GIVEN INSTRUCTION 1 -
Condense the paragraph in the search-cancellation report that begins "A user reported to me" into a bulleted list that keeps its main facts.
GIVEN INSTRUCTION 2 -
Please extend the search-cancellation report from the point where it stops.

DOCUMENT -
########

A user reported to me that they had inadvertently run a very expensive collection of queries which caused stress to their cluster so they cancelled them, but some indices:data/read/search[phase/query] tasks continued to run for a very long time after being cancelled and eventually they had to restart nodes to restore their cluster back to a working state. They shared a thread dump which shows various places where we appear to be missing cancellation detection today, most commonly in stack traces that look like this one:
100.0% [cpu=99.9%, other=0.1%] (500ms out of 500ms) cpu usage by thread 'elasticsearch[REDACTED][search_worker][T#6]'
10/10 snapshots sharing following 35 elements
app/org.elasticsearch.server@8.11.1/org.elasticsearch.search.aggregations.bucket.terms.LongKeyedBucketOrds$FromMany$1.next(LongKeyedBucketOrds.java:368)
app/org.elasticsearch.server@8.11.1/org.elasticsearch.search.aggregations.bucket.terms.GlobalOrdinalsStringTermsAggregator$RemapGlobalOrds.forEach(GlobalOrdinalsStringTermsAggregator.java:560)
app/org.elasticsearch.server@8.11.1/org.elasticsearch.search.aggregations.bucket.terms.GlobalOrdinalsStringTermsAggregator$ResultStrategy.buildAggregations(GlobalOrdinalsStringTermsAggregator.java:606)
app/org.elasticsearch.server@8.11.1/org.elasticsearch.search.aggregations.bucket.terms.GlobalOrdinalsStringTermsAggregator.buildAggregations(GlobalOrdinalsStringTermsAggregator.java:185)
app/org.elasticsearch.server@8.11.1/org.elasticsearch.search.aggregations.bucket.BestBucketsDeferringCollector$2.buildAggregations(BestBucketsDeferringCollector.java:245)
app/org.elasticsearch.server@8.11.1/org.elasticsearch.search.aggregations.bucket.BucketsAggregator.buildSubAggsForBuckets(BucketsAggregator.java:180)

########

DATA EXTRACT -
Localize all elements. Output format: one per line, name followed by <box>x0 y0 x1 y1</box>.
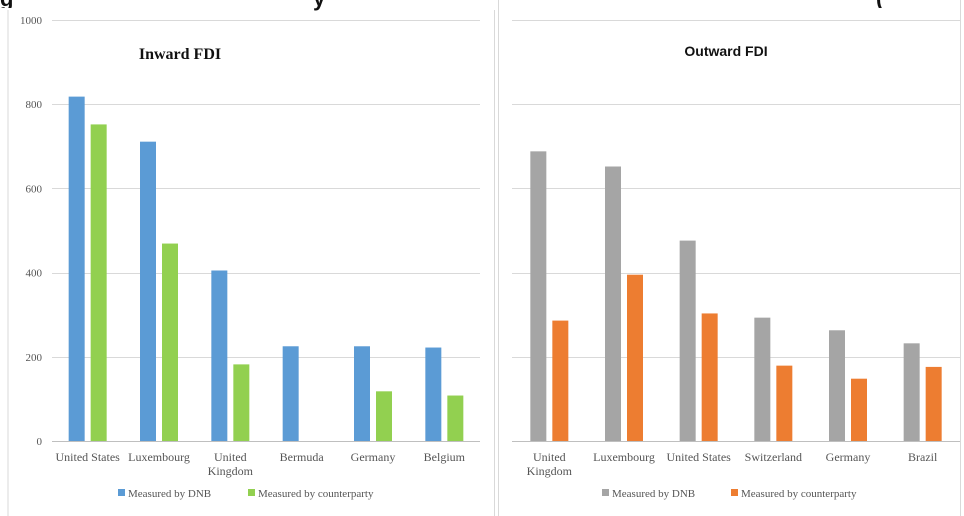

########

EXPECTED OUTPUT 1 -
- A user accidentally ran a very expensive set of queries that stressed their cluster, so they cancelled them.
- Some indices:data/read/search[phase/query] tasks kept running for a very long time after being cancelled.
- The user eventually had to restart nodes to get the cluster working again.
- They shared a thread dump showing various places where cancellation detection appears to be missing, most commonly in a particular kind of stack trace.

EXPECTED OUTPUT 2 -
app/org.elasticsearch.server@8.11.1/org.elasticsearch.search.aggregations.bucket.BucketsAggregator.buildSubAggsForAllBuckets(BucketsAggregator.java:242)
app/org.elasticsearch.server@8.11.1/org.elasticsearch.search.aggregations.bucket.terms.GlobalOrdinalsStringTermsAggregator.access$300(GlobalOrdinalsStringTermsAggregator.java:55)
app/org.elasticsearch.server@8.11.1/org.elasticsearch.search.aggregations.bucket.terms.GlobalOrdinalsStringTermsAggregator$StandardTermsResults.buildSubAggs(GlobalOrdinalsStringTermsAggregator.java:766)
app/org.elasticsearch.server@8.11.1/org.elasticsearch.search.aggregations.bucket.terms.GlobalOrdinalsStringTermsAggregator$StandardTermsResults.buildSubAggs(GlobalOrdinalsStringTermsAggregator.java:715)
app/org.elasticsearch.server@8.11.1/org.elasticsearch.search.aggregations.bucket.terms.GlobalOrdinalsStringTermsAggregator$ResultStrategy.buildAggregations(GlobalOrdinalsStringTermsAggregator.java:630)
app/org.elasticsearch.server@8.11.1/org.elasticsearch.search.aggregations.bucket.terms.GlobalOrdinalsStringTermsAggregator.buildAggregations(GlobalOrdinalsStringTermsAggregator.java:185)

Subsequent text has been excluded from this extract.